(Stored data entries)
________________

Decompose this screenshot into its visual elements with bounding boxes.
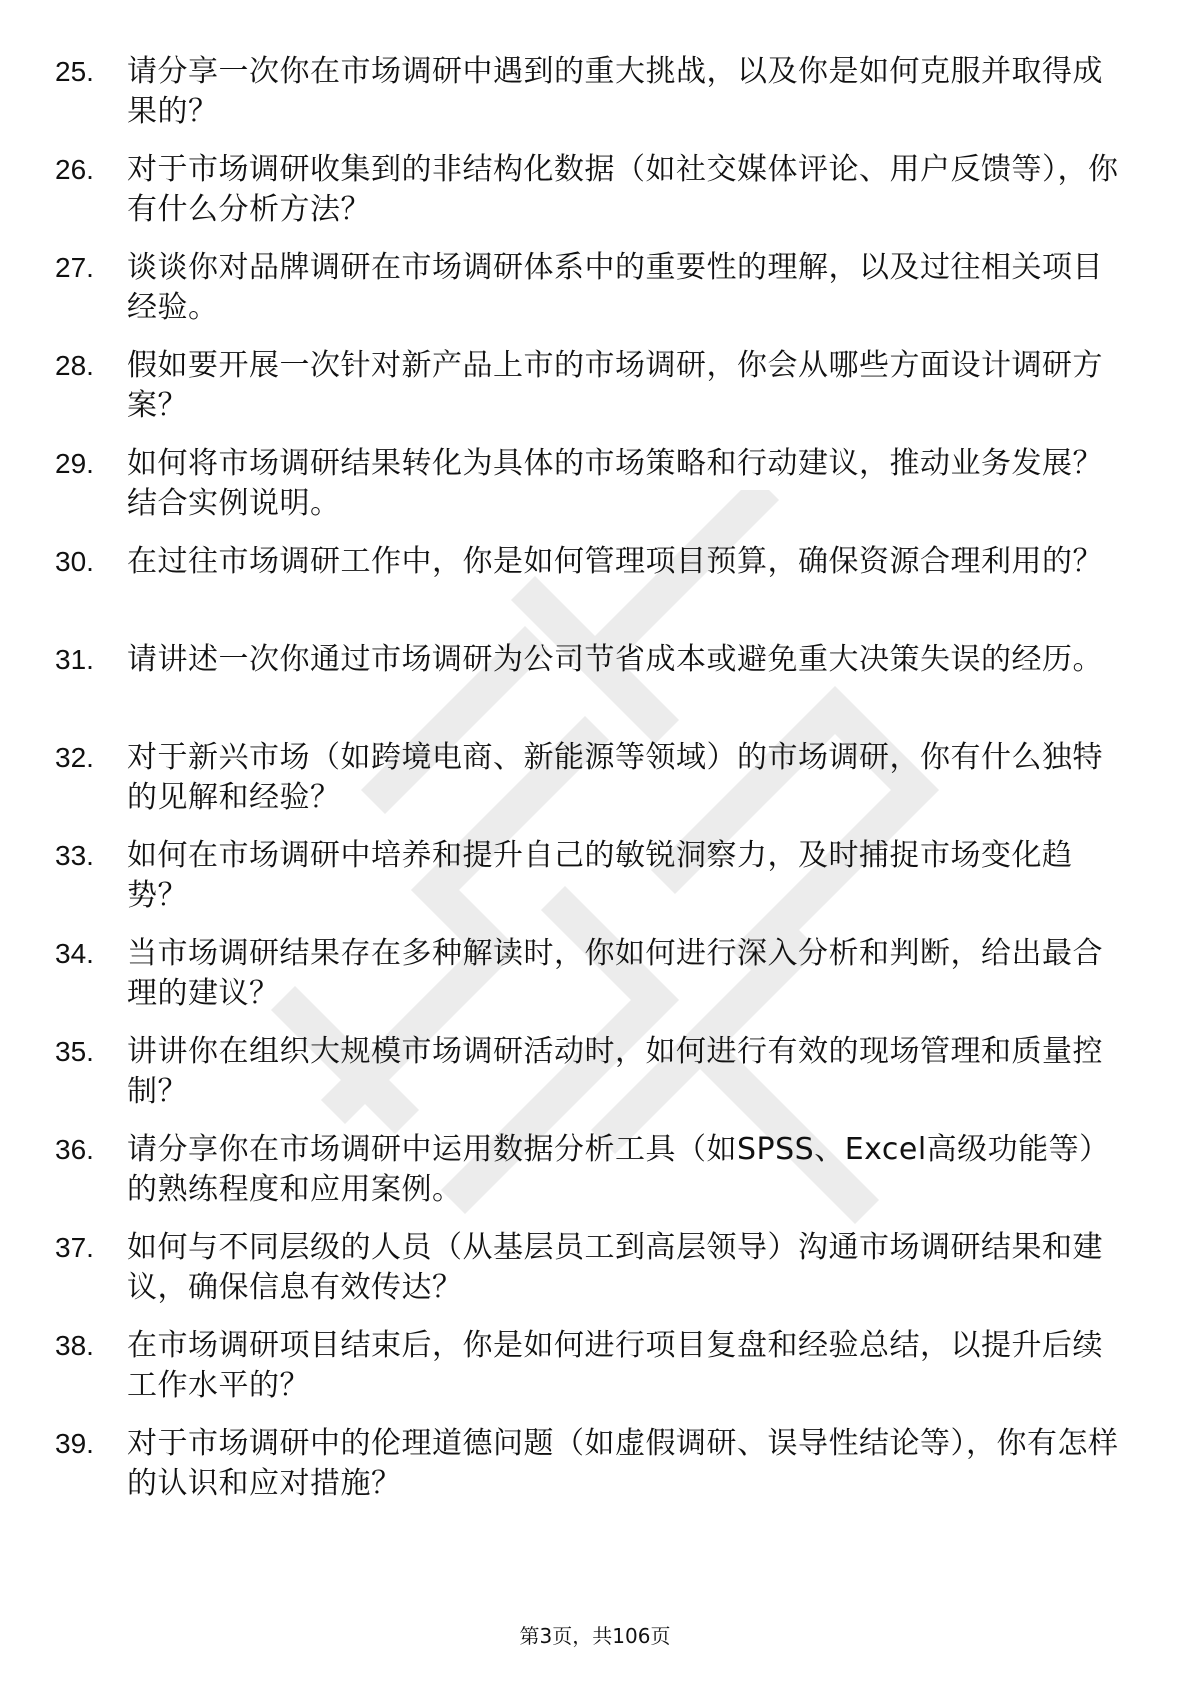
question-number: 25. (55, 56, 94, 87)
question-item (55, 836, 1125, 934)
question-item (55, 444, 1125, 542)
question-number: 36. (55, 1134, 94, 1165)
question-text: 如何在市场调研中培养和提升自己的敏锐洞察力，及时捕捉市场变化趋势？ (127, 838, 1073, 913)
question-item (55, 640, 1125, 738)
page-footer (0, 1622, 1190, 1650)
question-item (55, 52, 1125, 150)
question-number: 33. (55, 840, 94, 871)
question-number: 35. (55, 1036, 94, 1067)
question-number: 37. (55, 1232, 94, 1263)
question-number: 28. (55, 350, 94, 381)
question-number: 39. (55, 1428, 94, 1459)
question-item (55, 542, 1125, 640)
question-item (55, 1130, 1125, 1228)
question-text: 当市场调研结果存在多种解读时，你如何进行深入分析和判断，给出最合理的建议？ (127, 936, 1103, 1011)
question-number: 26. (55, 154, 94, 185)
question-text: 假如要开展一次针对新产品上市的市场调研，你会从哪些方面设计调研方案？ (127, 348, 1103, 423)
question-text: 请讲述一次你通过市场调研为公司节省成本或避免重大决策失误的经历。 (127, 642, 1103, 677)
question-text: 请分享一次你在市场调研中遇到的重大挑战，以及你是如何克服并取得成果的？ (127, 54, 1103, 129)
question-number: 32. (55, 742, 94, 773)
question-item (55, 1326, 1125, 1424)
question-item (55, 248, 1125, 346)
question-number: 27. (55, 252, 94, 283)
question-text: 对于市场调研收集到的非结构化数据（如社交媒体评论、用户反馈等），你有什么分析方法？ (127, 152, 1119, 227)
question-item (55, 1032, 1125, 1130)
question-text: 如何与不同层级的人员（从基层员工到高层领导）沟通市场调研结果和建议，确保信息有效传达？ (127, 1230, 1103, 1305)
page-number-label: 第3页，共106页 (519, 1624, 671, 1648)
question-text: 谈谈你对品牌调研在市场调研体系中的重要性的理解，以及过往相关项目经验。 (127, 250, 1103, 325)
question-item (55, 738, 1125, 836)
question-text: 在过往市场调研工作中，你是如何管理项目预算，确保资源合理利用的？ (127, 544, 1103, 579)
question-text: 对于市场调研中的伦理道德问题（如虚假调研、误导性结论等），你有怎样的认识和应对措施？ (127, 1426, 1119, 1501)
question-item (55, 150, 1125, 248)
question-number: 29. (55, 448, 94, 479)
question-text: 对于新兴市场（如跨境电商、新能源等领域）的市场调研，你有什么独特的见解和经验？ (127, 740, 1103, 815)
question-item (55, 1228, 1125, 1326)
question-number: 31. (55, 644, 94, 675)
question-number: 34. (55, 938, 94, 969)
question-text: 讲讲你在组织大规模市场调研活动时，如何进行有效的现场管理和质量控制？ (127, 1034, 1103, 1109)
question-number: 38. (55, 1330, 94, 1361)
question-text: 如何将市场调研结果转化为具体的市场策略和行动建议，推动业务发展？结合实例说明。 (127, 446, 1103, 521)
question-item (55, 934, 1125, 1032)
question-number: 30. (55, 546, 94, 577)
question-item (55, 346, 1125, 444)
question-item (55, 1424, 1125, 1522)
question-text: 在市场调研项目结束后，你是如何进行项目复盘和经验总结，以提升后续工作水平的？ (127, 1328, 1103, 1403)
question-list (55, 52, 1125, 1522)
question-text: 请分享你在市场调研中运用数据分析工具（如SPSS、Excel高级功能等）的熟练程度和应用案例。 (127, 1132, 1110, 1207)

________________

> Challenge:
Copy out, unchanged, the lines of the material from the one containing "question-number: 25. (55, 56, 94, 87)" through the one containing "question-number: 28. (55, 350, 94, 381)".

> Exercise output:
question-number: 25. (55, 56, 94, 87)
question-item (55, 836, 1125, 934)
question-item (55, 444, 1125, 542)
question-number: 36. (55, 1134, 94, 1165)
question-text: 如何在市场调研中培养和提升自己的敏锐洞察力，及时捕捉市场变化趋势？ (127, 838, 1073, 913)
question-item (55, 640, 1125, 738)
page-footer (0, 1622, 1190, 1650)
question-item (55, 52, 1125, 150)
question-number: 33. (55, 840, 94, 871)
question-number: 35. (55, 1036, 94, 1067)
question-number: 37. (55, 1232, 94, 1263)
question-number: 28. (55, 350, 94, 381)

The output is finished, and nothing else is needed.